------ DATASET EXCERPTS

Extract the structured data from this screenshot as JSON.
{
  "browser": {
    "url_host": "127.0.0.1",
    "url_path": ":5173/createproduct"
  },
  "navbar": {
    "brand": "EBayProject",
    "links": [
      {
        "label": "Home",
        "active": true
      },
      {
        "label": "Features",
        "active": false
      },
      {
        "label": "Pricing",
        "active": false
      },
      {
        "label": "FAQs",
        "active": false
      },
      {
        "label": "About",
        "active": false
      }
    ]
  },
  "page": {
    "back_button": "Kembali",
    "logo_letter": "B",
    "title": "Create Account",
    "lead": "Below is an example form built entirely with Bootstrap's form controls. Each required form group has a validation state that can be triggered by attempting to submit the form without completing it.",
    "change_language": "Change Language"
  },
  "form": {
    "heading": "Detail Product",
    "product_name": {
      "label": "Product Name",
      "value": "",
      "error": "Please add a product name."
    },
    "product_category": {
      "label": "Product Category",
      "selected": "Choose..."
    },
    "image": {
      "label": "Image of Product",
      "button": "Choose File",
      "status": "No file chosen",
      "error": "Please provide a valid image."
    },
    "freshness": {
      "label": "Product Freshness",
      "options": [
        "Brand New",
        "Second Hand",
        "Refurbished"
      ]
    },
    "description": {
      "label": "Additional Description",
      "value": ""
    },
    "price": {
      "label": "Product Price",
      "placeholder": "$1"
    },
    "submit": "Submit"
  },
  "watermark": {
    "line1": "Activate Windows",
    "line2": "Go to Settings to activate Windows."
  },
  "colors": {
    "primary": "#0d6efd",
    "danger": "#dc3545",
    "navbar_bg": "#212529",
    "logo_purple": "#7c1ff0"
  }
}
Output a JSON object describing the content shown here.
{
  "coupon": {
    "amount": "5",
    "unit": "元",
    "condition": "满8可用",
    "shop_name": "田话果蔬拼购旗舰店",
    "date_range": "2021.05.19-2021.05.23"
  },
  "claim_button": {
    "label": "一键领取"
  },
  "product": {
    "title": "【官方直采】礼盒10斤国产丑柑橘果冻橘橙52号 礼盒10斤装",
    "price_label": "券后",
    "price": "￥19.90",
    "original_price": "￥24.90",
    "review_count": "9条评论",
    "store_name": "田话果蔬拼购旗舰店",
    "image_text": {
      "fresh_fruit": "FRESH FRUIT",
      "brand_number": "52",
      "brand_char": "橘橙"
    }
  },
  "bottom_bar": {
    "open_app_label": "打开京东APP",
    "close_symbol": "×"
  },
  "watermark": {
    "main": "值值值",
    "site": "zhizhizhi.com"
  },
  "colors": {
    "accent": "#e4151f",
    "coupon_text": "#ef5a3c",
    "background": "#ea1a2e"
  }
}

------------

■ SHORT EXERCISE
Extract exactly the lines between the line containing "Output a JSON" and the end of the data, including both.

■ OUTPUT
Output a JSON object describing the content shown here.
{
  "coupon": {
    "amount": "5",
    "unit": "元",
    "condition": "满8可用",
    "shop_name": "田话果蔬拼购旗舰店",
    "date_range": "2021.05.19-2021.05.23"
  },
  "claim_button": {
    "label": "一键领取"
  },
  "product": {
    "title": "【官方直采】礼盒10斤国产丑柑橘果冻橘橙52号 礼盒10斤装",
    "price_label": "券后",
    "price": "￥19.90",
    "original_price": "￥24.90",
    "review_count": "9条评论",
    "store_name": "田话果蔬拼购旗舰店",
    "image_text": {
      "fresh_fruit": "FRESH FRUIT",
      "brand_number": "52",
      "brand_char": "橘橙"
    }
  },
  "bottom_bar": {
    "open_app_label": "打开京东APP",
    "close_symbol": "×"
  },
  "watermark": {
    "main": "值值值",
    "site": "zhizhizhi.com"
  },
  "colors": {
    "accent": "#e4151f",
    "coupon_text": "#ef5a3c",
    "background": "#ea1a2e"
  }
}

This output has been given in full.